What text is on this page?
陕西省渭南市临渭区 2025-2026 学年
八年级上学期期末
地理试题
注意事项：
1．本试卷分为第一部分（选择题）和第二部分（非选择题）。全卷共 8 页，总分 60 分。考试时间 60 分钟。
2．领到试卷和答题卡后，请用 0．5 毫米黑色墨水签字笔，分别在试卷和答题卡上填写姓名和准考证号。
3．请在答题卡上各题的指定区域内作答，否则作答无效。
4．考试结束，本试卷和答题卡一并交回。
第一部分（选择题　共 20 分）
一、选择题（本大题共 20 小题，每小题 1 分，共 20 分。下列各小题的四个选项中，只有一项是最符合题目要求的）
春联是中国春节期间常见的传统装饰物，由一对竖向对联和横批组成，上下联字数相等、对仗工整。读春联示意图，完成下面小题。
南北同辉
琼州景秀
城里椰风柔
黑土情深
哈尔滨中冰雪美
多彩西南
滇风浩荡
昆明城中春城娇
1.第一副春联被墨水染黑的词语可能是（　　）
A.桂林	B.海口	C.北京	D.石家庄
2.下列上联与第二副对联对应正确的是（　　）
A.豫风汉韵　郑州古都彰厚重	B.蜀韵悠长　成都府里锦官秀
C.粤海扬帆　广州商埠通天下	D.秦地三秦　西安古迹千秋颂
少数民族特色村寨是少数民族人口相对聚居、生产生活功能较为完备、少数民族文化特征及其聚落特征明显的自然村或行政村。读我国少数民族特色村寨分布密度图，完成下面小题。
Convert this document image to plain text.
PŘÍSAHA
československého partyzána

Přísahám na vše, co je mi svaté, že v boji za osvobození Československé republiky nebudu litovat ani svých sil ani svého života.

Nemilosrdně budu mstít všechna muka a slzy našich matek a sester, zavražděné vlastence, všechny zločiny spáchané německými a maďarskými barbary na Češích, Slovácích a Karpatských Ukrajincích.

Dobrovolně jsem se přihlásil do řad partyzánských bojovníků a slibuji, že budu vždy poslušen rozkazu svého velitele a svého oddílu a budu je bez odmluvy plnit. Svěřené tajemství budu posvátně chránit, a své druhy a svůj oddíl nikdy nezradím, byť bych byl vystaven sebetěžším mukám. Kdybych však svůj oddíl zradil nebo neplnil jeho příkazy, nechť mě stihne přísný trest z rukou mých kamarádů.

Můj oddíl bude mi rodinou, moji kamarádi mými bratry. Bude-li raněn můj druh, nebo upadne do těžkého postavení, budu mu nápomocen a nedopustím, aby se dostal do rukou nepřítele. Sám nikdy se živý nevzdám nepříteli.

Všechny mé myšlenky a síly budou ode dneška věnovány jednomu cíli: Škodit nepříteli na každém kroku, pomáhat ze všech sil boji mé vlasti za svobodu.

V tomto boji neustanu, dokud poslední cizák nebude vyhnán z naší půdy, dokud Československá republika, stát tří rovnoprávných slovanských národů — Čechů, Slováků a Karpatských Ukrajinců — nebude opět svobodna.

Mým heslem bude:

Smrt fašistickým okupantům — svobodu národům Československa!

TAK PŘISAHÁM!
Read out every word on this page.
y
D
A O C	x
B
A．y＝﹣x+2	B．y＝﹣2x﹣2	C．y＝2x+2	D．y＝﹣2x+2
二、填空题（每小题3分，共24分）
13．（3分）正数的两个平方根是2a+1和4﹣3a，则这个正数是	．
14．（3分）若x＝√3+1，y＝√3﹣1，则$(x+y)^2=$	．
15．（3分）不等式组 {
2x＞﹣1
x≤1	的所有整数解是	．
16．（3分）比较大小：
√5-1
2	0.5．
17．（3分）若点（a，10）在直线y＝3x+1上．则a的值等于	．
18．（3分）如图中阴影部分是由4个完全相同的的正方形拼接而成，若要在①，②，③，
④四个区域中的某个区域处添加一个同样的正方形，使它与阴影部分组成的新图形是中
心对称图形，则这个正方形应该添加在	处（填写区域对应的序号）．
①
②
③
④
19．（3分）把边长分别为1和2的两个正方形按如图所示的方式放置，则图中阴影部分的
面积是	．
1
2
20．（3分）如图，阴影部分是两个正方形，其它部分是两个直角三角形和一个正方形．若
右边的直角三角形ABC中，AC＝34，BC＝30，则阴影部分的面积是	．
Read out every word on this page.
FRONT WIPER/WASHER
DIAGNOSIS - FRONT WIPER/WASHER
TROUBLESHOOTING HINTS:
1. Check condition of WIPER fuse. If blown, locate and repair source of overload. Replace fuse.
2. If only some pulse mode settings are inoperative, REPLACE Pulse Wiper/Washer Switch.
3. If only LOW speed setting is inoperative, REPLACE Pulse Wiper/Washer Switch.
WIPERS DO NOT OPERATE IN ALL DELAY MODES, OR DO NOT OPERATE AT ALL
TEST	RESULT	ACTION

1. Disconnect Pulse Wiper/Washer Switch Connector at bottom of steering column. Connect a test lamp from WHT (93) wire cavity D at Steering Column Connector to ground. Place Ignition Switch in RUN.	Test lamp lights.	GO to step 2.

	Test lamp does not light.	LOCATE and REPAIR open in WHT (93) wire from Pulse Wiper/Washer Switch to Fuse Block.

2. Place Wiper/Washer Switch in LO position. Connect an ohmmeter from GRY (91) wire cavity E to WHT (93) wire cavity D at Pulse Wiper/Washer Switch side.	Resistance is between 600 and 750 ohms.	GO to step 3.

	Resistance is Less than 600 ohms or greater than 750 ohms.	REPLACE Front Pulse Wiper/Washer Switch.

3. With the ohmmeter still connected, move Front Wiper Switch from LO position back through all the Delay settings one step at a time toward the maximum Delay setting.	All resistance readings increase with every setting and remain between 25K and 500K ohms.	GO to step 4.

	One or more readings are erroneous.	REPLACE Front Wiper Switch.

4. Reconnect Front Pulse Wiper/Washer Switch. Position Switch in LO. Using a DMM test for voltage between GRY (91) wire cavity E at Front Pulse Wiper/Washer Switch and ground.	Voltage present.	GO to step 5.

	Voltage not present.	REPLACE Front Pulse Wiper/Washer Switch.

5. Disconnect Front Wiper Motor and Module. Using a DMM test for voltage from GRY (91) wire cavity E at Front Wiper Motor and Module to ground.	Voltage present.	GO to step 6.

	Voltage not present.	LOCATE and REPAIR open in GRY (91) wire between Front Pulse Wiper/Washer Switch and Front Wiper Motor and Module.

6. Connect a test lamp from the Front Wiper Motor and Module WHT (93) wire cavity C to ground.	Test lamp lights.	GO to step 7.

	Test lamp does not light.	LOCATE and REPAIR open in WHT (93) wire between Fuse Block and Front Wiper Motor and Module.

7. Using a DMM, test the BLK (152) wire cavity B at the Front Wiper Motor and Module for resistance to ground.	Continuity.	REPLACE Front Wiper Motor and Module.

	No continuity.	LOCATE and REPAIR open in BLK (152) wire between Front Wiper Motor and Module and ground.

★ ★ ★ ★ ★

**Problem description**.
Retype every entry word for word.

**Result for this exercise**.
What text is on this page?
陕西省渭南市临渭区 2025-2026 学年
八年级上学期期末
地理试题
注意事项：
1．本试卷分为第一部分（选择题）和第二部分（非选择题）。全卷共 8 页，总分 60 分。考试时间 60 分钟。
2．领到试卷和答题卡后，请用 0．5 毫米黑色墨水签字笔，分别在试卷和答题卡上填写姓名和准考证号。
3．请在答题卡上各题的指定区域内作答，否则作答无效。
4．考试结束，本试卷和答题卡一并交回。
第一部分（选择题　共 20 分）
一、选择题（本大题共 20 小题，每小题 1 分，共 20 分。下列各小题的四个选项中，只有一项是最符合题目要求的）
春联是中国春节期间常见的传统装饰物，由一对竖向对联和横批组成，上下联字数相等、对仗工整。读春联示意图，完成下面小题。
南北同辉
琼州景秀
城里椰风柔
黑土情深
哈尔滨中冰雪美
多彩西南
滇风浩荡
昆明城中春城娇
1.第一副春联被墨水染黑的词语可能是（　　）
A.桂林	B.海口	C.北京	D.石家庄
2.下列上联与第二副对联对应正确的是（　　）
A.豫风汉韵　郑州古都彰厚重	B.蜀韵悠长　成都府里锦官秀
C.粤海扬帆　广州商埠通天下	D.秦地三秦　西安古迹千秋颂
少数民族特色村寨是少数民族人口相对聚居、生产生活功能较为完备、少数民族文化特征及其聚落特征明显的自然村或行政村。读我国少数民族特色村寨分布密度图，完成下面小题。
Convert this document image to plain text.
PŘÍSAHA
československého partyzána

Přísahám na vše, co je mi svaté, že v boji za osvobození Československé republiky nebudu litovat ani svých sil ani svého života.

Nemilosrdně budu mstít všechna muka a slzy našich matek a sester, zavražděné vlastence, všechny zločiny spáchané německými a maďarskými barbary na Češích, Slovácích a Karpatských Ukrajincích.

Dobrovolně jsem se přihlásil do řad partyzánských bojovníků a slibuji, že budu vždy poslušen rozkazu svého velitele a svého oddílu a budu je bez odmluvy plnit. Svěřené tajemství budu posvátně chránit, a své druhy a svůj oddíl nikdy nezradím, byť bych byl vystaven sebetěžším mukám. Kdybych však svůj oddíl zradil nebo neplnil jeho příkazy, nechť mě stihne přísný trest z rukou mých kamarádů.

Můj oddíl bude mi rodinou, moji kamarádi mými bratry. Bude-li raněn můj druh, nebo upadne do těžkého postavení, budu mu nápomocen a nedopustím, aby se dostal do rukou nepřítele. Sám nikdy se živý nevzdám nepříteli.

Všechny mé myšlenky a síly budou ode dneška věnovány jednomu cíli: Škodit nepříteli na každém kroku, pomáhat ze všech sil boji mé vlasti za svobodu.

V tomto boji neustanu, dokud poslední cizák nebude vyhnán z naší půdy, dokud Československá republika, stát tří rovnoprávných slovanských národů — Čechů, Slováků a Karpatských Ukrajinců — nebude opět svobodna.

Mým heslem bude:

Smrt fašistickým okupantům — svobodu národům Československa!

TAK PŘISAHÁM!
Read out every word on this page.
y
D
A O C	x
B
A．y＝﹣x+2	B．y＝﹣2x﹣2	C．y＝2x+2	D．y＝﹣2x+2
二、填空题（每小题3分，共24分）
13．（3分）正数的两个平方根是2a+1和4﹣3a，则这个正数是	．
14．（3分）若x＝√3+1，y＝√3﹣1，则$(x+y)^2=$	．
15．（3分）不等式组 {
2x＞﹣1
x≤1	的所有整数解是	．
16．（3分）比较大小：
√5-1
2	0.5．
17．（3分）若点（a，10）在直线y＝3x+1上．则a的值等于	．
18．（3分）如图中阴影部分是由4个完全相同的的正方形拼接而成，若要在①，②，③，
④四个区域中的某个区域处添加一个同样的正方形，使它与阴影部分组成的新图形是中
心对称图形，则这个正方形应该添加在	处（填写区域对应的序号）．
①
②
③
④
19．（3分）把边长分别为1和2的两个正方形按如图所示的方式放置，则图中阴影部分的
面积是	．
1
2
20．（3分）如图，阴影部分是两个正方形，其它部分是两个直角三角形和一个正方形．若
右边的直角三角形ABC中，AC＝34，BC＝30，则阴影部分的面积是	．
Read out every word on this page.
FRONT WIPER/WASHER
DIAGNOSIS - FRONT WIPER/WASHER
TROUBLESHOOTING HINTS:
1. Check condition of WIPER fuse. If blown, locate and repair source of overload. Replace fuse.
2. If only some pulse mode settings are inoperative, REPLACE Pulse Wiper/Washer Switch.
3. If only LOW speed setting is inoperative, REPLACE Pulse Wiper/Washer Switch.
WIPERS DO NOT OPERATE IN ALL DELAY MODES, OR DO NOT OPERATE AT ALL
TEST	RESULT	ACTION

1. Disconnect Pulse Wiper/Washer Switch Connector at bottom of steering column. Connect a test lamp from WHT (93) wire cavity D at Steering Column Connector to ground. Place Ignition Switch in RUN.	Test lamp lights.	GO to step 2.

	Test lamp does not light.	LOCATE and REPAIR open in WHT (93) wire from Pulse Wiper/Washer Switch to Fuse Block.

2. Place Wiper/Washer Switch in LO position. Connect an ohmmeter from GRY (91) wire cavity E to WHT (93) wire cavity D at Pulse Wiper/Washer Switch side.	Resistance is between 600 and 750 ohms.	GO to step 3.

	Resistance is Less than 600 ohms or greater than 750 ohms.	REPLACE Front Pulse Wiper/Washer Switch.

3. With the ohmmeter still connected, move Front Wiper Switch from LO position back through all the Delay settings one step at a time toward the maximum Delay setting.	All resistance readings increase with every setting and remain between 25K and 500K ohms.	GO to step 4.

	One or more readings are erroneous.	REPLACE Front Wiper Switch.

4. Reconnect Front Pulse Wiper/Washer Switch. Position Switch in LO. Using a DMM test for voltage between GRY (91) wire cavity E at Front Pulse Wiper/Washer Switch and ground.	Voltage present.	GO to step 5.

	Voltage not present.	REPLACE Front Pulse Wiper/Washer Switch.

5. Disconnect Front Wiper Motor and Module. Using a DMM test for voltage from GRY (91) wire cavity E at Front Wiper Motor and Module to ground.	Voltage present.	GO to step 6.

	Voltage not present.	LOCATE and REPAIR open in GRY (91) wire between Front Pulse Wiper/Washer Switch and Front Wiper Motor and Module.

6. Connect a test lamp from the Front Wiper Motor and Module WHT (93) wire cavity C to ground.	Test lamp lights.	GO to step 7.

	Test lamp does not light.	LOCATE and REPAIR open in WHT (93) wire between Fuse Block and Front Wiper Motor and Module.

7. Using a DMM, test the BLK (152) wire cavity B at the Front Wiper Motor and Module for resistance to ground.	Continuity.	REPLACE Front Wiper Motor and Module.

	No continuity.	LOCATE and REPAIR open in BLK (152) wire between Front Wiper Motor and Module and ground.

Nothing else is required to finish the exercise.